#### PROVIDED TEXT
----

Always include a URI scheme (http://, https://, or s3://) in the destination URL. Omitting the scheme causes the error: ERROR 1105 (HY000): errCode = 2, detailMessage = Unknown properties: [s3.region, s3.endpoint, s3.secret_key, s3.access_key].

Response

SELECT INTO OUTFILE is synchronous. When the statement finishes, it returns one row per export thread.

Success response:

SELECT * FROM tbl1 LIMIT 10 INTO OUTFILE "file:///home/work/path/result_";
+------------+-----------+----------+--------------------------------------------------------------------+
| FileNumber | TotalRows | FileSize | URL                                                                |
+------------+-----------+----------+--------------------------------------------------------------------+
|          1 |         2 |        8 | file:///192.168.1.10/home/work/path/result_{fragment_instance_id}_ |
+------------+-----------+----------+--------------------------------------------------------------------+
1 row in set (0.05 sec)
Field Description
FileNumber Number of files generated.
TotalRows Number of rows in the result set.
FileSize Total size of exported files, in bytes.
URL The compute node to which the data is exported if data is exported to a local disk.

Parallel export response (multiple rows, one per thread):

+------------+-----------+----------+--------------------------------------------------------------------+
| FileNumber | TotalRows | FileSize | URL                                                                |
+------------+-----------+----------+--------------------------------------------------------------------+
|          1 |         3 |        7 | file:///192.168.1.10/home/work/path/result_{fragment_instance_id}_ |
|          1 |         2 |        4 | file:///192.168.1.11/home/work/path/result_{fragment_instance_id}_ |
+------------+-----------+----------+--------------------------------------------------------------------+
2 rows in set (2.218 sec)

Error response:

ERROR 1064 (HY000): errCode = 2, detailMessage = ...

Enable parallel export

By default, export runs on a single BE node thread. Enable parallel export to distribute the workload across multiple BE nodes.

Step 1: Enable the session variable.

SET enable_parallel_outfile = true;

Step 2: Verify that your query supports parallel export.

Run EXPLAIN on your SELECT INTO OUTFILE statement:

EXPLAIN <select_into_outfile_statement>;

Check the output:

  • Parallel export supported: RESULT FILE SINK appears in PLAN FRAGMENT 1.

  • Parallel export not supported: RESULT FILE SINK appears in PLAN FRAGMENT 0.

A query with ORDER BY cannot run in parallel even when enable_parallel_outfile = true, because ordering requires a single-threaded merge step.

----

#### REQUIREMENTS
From the SELECT INTO OUTFILE text, list every field name given under "Field Description."

----

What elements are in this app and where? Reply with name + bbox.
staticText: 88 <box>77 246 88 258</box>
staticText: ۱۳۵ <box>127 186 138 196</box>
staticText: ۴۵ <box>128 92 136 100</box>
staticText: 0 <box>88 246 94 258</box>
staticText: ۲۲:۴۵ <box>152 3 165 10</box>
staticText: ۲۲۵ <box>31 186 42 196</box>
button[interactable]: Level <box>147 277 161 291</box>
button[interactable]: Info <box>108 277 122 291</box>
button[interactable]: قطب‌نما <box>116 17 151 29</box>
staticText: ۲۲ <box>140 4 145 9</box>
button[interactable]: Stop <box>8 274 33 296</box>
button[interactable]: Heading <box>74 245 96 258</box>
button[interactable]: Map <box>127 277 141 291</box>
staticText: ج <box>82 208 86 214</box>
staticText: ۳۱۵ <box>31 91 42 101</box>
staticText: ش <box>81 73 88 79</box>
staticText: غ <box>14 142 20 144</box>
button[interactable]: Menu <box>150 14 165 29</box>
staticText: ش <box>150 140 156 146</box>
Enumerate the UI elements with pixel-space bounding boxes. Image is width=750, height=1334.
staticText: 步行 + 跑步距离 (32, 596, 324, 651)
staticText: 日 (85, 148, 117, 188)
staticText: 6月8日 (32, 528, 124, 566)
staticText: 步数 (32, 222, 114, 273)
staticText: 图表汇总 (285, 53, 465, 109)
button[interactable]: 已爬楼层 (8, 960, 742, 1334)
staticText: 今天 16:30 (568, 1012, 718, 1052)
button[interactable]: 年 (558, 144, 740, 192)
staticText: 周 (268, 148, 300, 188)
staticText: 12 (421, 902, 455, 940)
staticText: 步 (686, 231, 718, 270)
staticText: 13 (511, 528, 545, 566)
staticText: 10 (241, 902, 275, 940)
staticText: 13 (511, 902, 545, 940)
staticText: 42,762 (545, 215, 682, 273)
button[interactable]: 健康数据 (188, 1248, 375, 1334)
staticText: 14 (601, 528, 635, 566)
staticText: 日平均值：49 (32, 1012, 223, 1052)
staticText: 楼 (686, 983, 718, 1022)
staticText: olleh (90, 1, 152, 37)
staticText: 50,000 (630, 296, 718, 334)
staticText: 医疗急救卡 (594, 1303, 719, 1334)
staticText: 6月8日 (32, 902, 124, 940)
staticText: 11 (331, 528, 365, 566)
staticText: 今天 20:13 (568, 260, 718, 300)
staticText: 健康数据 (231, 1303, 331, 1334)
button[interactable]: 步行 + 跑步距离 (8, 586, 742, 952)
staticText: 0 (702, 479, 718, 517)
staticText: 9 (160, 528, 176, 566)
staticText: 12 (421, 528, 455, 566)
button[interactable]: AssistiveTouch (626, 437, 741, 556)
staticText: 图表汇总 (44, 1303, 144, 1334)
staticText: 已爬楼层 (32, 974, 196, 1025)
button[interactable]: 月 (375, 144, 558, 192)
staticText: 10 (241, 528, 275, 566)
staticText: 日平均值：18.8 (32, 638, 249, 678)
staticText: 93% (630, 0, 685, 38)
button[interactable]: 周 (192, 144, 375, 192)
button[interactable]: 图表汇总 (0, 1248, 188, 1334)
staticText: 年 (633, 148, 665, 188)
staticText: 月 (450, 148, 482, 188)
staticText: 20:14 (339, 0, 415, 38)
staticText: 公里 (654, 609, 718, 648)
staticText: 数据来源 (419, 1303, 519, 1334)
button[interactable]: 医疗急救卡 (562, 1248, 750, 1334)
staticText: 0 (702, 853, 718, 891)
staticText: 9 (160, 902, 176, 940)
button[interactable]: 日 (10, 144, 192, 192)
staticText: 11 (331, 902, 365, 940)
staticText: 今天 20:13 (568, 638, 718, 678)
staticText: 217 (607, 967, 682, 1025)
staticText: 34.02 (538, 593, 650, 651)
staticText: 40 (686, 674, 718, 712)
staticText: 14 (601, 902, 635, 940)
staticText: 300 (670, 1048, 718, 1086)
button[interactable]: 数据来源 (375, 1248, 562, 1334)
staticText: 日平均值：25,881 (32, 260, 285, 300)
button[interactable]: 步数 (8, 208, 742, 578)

----

#### ANSWER TO THIS EXERCISE
FileNumber, TotalRows, FileSize, URL